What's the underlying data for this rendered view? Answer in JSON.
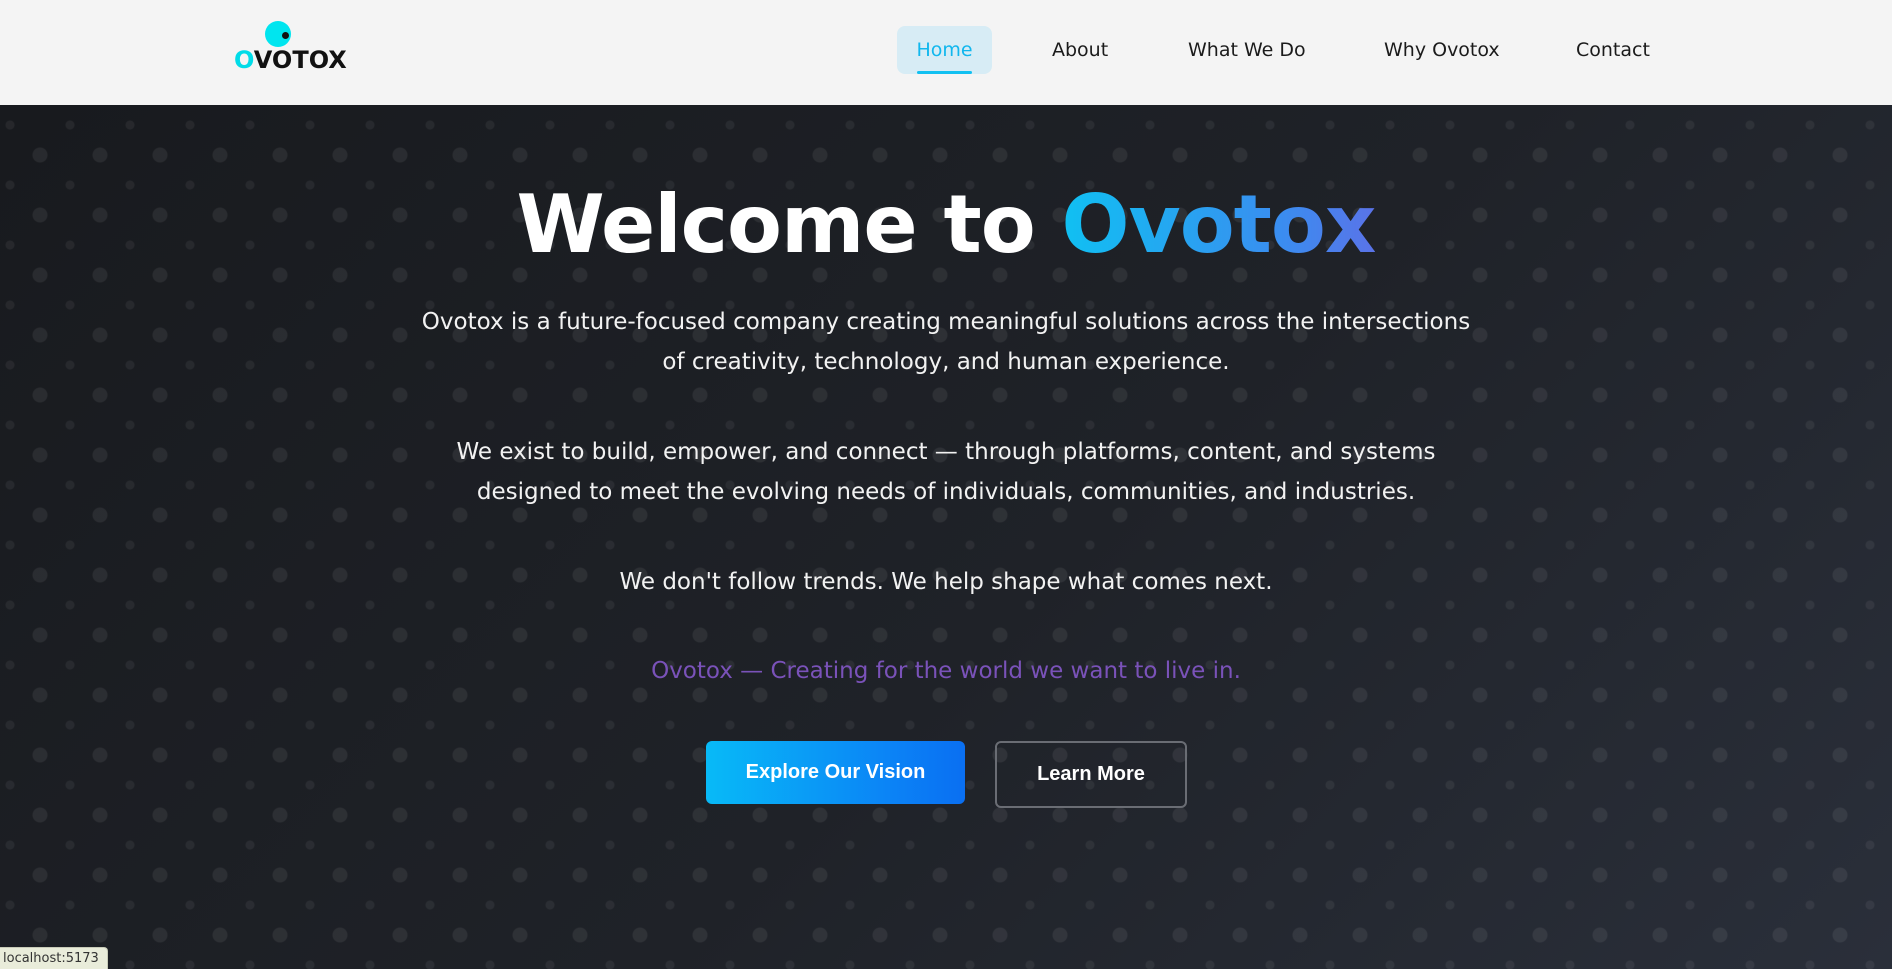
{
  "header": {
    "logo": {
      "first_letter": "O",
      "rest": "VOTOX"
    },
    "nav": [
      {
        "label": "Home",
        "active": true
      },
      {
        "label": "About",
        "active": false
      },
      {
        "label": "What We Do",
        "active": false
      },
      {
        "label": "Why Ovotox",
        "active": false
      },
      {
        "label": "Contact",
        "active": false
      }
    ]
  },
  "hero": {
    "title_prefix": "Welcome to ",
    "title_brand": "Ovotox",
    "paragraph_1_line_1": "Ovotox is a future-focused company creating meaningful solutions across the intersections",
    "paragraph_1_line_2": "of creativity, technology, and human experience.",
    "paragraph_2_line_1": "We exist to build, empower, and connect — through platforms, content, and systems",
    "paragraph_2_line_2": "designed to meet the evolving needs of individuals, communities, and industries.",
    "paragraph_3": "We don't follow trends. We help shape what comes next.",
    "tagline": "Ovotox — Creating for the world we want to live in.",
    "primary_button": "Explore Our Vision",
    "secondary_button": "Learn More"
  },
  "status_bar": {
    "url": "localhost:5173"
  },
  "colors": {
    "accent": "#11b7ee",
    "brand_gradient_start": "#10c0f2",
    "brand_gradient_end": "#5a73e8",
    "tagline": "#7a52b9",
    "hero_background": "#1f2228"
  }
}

DIRECTION: Except for the pictures, copy the material above exactly.

ANSWER:
What's the underlying data for this rendered view? Answer in JSON.
{
  "header": {
    "logo": {
      "first_letter": "O",
      "rest": "VOTOX"
    },
    "nav": [
      {
        "label": "Home",
        "active": true
      },
      {
        "label": "About",
        "active": false
      },
      {
        "label": "What We Do",
        "active": false
      },
      {
        "label": "Why Ovotox",
        "active": false
      },
      {
        "label": "Contact",
        "active": false
      }
    ]
  },
  "hero": {
    "title_prefix": "Welcome to ",
    "title_brand": "Ovotox",
    "paragraph_1_line_1": "Ovotox is a future-focused company creating meaningful solutions across the intersections",
    "paragraph_1_line_2": "of creativity, technology, and human experience.",
    "paragraph_2_line_1": "We exist to build, empower, and connect — through platforms, content, and systems",
    "paragraph_2_line_2": "designed to meet the evolving needs of individuals, communities, and industries.",
    "paragraph_3": "We don't follow trends. We help shape what comes next.",
    "tagline": "Ovotox — Creating for the world we want to live in.",
    "primary_button": "Explore Our Vision",
    "secondary_button": "Learn More"
  },
  "status_bar": {
    "url": "localhost:5173"
  },
  "colors": {
    "accent": "#11b7ee",
    "brand_gradient_start": "#10c0f2",
    "brand_gradient_end": "#5a73e8",
    "tagline": "#7a52b9",
    "hero_background": "#1f2228"
  }
}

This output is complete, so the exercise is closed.